Data for processing |
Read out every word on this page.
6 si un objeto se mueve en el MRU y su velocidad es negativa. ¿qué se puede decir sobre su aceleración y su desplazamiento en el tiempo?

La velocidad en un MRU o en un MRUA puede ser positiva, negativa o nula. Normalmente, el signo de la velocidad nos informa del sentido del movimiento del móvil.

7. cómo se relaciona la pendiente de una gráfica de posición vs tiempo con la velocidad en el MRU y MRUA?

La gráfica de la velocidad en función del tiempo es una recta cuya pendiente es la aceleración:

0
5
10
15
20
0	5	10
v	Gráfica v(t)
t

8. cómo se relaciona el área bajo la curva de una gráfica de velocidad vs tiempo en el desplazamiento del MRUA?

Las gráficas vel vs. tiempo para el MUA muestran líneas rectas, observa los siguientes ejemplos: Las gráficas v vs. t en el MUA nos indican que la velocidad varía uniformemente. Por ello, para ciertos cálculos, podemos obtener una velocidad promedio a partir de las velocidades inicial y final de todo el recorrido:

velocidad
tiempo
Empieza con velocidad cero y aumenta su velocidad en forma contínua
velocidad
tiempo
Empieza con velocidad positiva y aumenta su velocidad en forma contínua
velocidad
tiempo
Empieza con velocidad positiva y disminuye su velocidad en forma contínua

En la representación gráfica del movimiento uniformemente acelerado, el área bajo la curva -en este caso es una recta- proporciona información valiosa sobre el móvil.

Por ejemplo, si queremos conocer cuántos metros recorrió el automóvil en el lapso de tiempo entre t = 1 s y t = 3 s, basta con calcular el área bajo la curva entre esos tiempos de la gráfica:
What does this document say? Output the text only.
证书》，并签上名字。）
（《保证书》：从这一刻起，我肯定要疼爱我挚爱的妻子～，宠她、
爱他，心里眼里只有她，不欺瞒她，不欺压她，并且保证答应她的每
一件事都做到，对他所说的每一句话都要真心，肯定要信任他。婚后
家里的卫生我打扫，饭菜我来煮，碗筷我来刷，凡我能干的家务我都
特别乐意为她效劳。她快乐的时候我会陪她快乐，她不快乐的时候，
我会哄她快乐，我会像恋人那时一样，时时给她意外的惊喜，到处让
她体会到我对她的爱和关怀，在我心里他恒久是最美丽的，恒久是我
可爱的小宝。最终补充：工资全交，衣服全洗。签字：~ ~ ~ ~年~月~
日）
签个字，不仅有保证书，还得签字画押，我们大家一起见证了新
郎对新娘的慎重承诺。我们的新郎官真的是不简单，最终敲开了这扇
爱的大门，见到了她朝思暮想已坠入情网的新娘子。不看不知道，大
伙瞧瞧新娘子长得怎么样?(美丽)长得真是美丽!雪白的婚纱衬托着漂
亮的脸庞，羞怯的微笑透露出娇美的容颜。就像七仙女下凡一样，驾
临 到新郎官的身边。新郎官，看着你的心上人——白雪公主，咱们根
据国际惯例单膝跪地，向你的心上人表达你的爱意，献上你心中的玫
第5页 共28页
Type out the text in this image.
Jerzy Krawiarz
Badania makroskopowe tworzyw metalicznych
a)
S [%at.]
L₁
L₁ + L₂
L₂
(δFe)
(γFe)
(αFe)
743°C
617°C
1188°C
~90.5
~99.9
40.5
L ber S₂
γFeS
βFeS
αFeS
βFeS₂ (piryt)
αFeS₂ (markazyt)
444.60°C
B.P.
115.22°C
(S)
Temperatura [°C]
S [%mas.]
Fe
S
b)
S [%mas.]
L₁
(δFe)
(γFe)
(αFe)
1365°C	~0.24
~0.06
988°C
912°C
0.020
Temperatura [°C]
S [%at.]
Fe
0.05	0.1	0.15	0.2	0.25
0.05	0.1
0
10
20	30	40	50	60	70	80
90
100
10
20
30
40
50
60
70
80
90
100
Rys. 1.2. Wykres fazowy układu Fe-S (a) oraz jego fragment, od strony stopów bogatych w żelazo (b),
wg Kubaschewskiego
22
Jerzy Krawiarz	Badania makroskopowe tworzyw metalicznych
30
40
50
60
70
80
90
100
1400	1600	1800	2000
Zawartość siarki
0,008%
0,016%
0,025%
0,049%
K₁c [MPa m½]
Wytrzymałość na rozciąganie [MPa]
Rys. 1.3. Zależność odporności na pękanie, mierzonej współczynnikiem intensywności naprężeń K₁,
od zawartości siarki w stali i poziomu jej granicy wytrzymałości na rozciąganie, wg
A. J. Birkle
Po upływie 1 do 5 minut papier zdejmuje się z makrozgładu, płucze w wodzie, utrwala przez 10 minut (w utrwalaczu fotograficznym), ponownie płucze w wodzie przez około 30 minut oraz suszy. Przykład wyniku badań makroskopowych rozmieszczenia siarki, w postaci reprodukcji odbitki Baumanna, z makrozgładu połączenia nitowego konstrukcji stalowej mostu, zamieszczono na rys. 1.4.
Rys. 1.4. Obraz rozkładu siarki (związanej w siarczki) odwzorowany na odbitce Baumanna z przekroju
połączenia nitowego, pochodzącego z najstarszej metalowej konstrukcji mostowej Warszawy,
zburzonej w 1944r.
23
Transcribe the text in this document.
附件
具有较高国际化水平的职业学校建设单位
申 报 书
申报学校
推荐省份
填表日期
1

The task | Which lines include the word "contínua"? Copy every one of them.

Exercise result |
Empieza con velocidad cero y aumenta su velocidad en forma contínua
Empieza con velocidad positiva y aumenta su velocidad en forma contínua
Empieza con velocidad positiva y disminuye su velocidad en forma contínua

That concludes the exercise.